Yes indeed because in my opinion based on observations a cooler stratosphere pulls the air circulation poleward and a warming stratosphere pushes it equatorward.
BUT from the above data the bulk of the warming in the stratosphere occurred when the sun was becoming less active after the high peak of cycle 19, through the less active cycle 20 and before the resumed high level of activity of cycle 21.
Then the stratosphere cooled through active cycles 21 to 23 and apparently has now stopped cooling and may be warming a little after the peak of cycle 23 and as we move into the less active cycle 24.
So the evidence there is of a reverse sign solar effect on the stratosphere namely cooling when the sun is active and warming when it is less active.
Admittedly the match is not perfect but then there are lots of other internal system variables that could confound the solar signal especially variable energy release from the oceans. However the longer the period we look at the clearer the reverse sign solar signal becomes.
If we take the latitudinal position of the jets as a proxy for the level of solar activity over centennial timescales AND for the temperature of the stratosphere then there is a good match for surface air pressure distribution changes from LIA to date and also by extrapolation from MWP to LIA.
There is good anecdotal evidence for poleward jets in the MWP and today with much more equatorward jets in the LIA.
So, Erl, what does it do for your ideas if one reverses the sign of the solar effect on the stratosphere?
It should help them shouldn’t it ? Might need a bit of reworking of the narrative though.

Stephen Wilde
September 25, 2011 10:44 am

Sorry Erl, my day job is still too demanding for me to get stuck into the data handling techniques of the rest of the contributors here.
I’m fine with the interpreting of data processing outcomes and comparing them with real world observations but not the processing itself.

Paul Vaughan
September 25, 2011 1:53 pm

Erl, since you misinterpret my comments and [more importantly] choose to ignore fundamentals, we have nothing further to discuss. Best Regards.

Paul Vaughan
September 25, 2011 7:47 pm

Erl, once a back-&-forth gets to 3 rounds in a single thread, I’ve had enough (resolution or not). There will be other threads. Thanks.

Editor
September 26, 2011 4:00 am

Erl Happ: In response to my comment in which I asked you to document your claim that I have failed to identify the filters used, and have mixed filters, in my graphs, you replied, “My point related not to mixing but simply to the identification of the smoothing. I see no reference to the smoothing or lack of it in figures 2 and 3 of the post that I was directed to.”
There was no smoothing in Figures 2 and 3 in my post:
http://bobtisdale.wordpress.com/2011/07/26/enso-indices-do-not-represent-the-process-of-enso-or-its-impact-on-global-temperature/
And there’s no reason for me to identify a lack of filtering.
You said, “What I am concerned with is not degrees of accuracy but the linkage between variables. The magnitude of change is not as important as the direction and whether one variable is related to the other.”
I understand. But IMHO the modeled portions of the NCEP reanalysis should be verified with other reanalysis to determine if there is a consistency between how the modelers represent those variables. In other words, you’re putting all of your research into model outputs that may or may not represent reality.
Thanks for the link to Trenberth et al (2005).

### Source excerpt
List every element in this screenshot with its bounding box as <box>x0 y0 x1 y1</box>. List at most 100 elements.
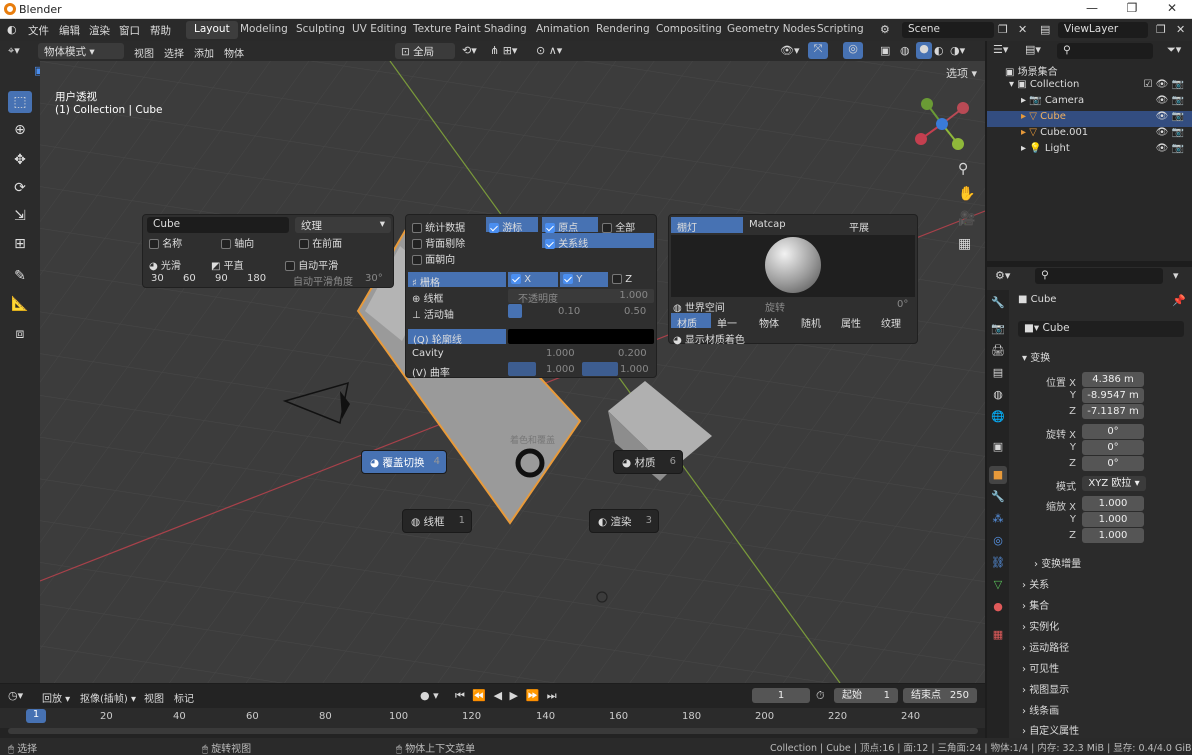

### Work to complete
From the comment thread on solar activity and the stratosphere, set down word for word the stretch from "Admittedly the match" through "in the LIA.".

### Result below
Admittedly the match is not perfect but then there are lots of other internal system variables that could confound the solar signal especially variable energy release from the oceans. However the longer the period we look at the clearer the reverse sign solar signal becomes.
If we take the latitudinal position of the jets as a proxy for the level of solar activity over centennial timescales AND for the temperature of the stratosphere then there is a good match for surface air pressure distribution changes from LIA to date and also by extrapolation from MWP to LIA.
There is good anecdotal evidence for poleward jets in the MWP and today with much more equatorward jets in the LIA.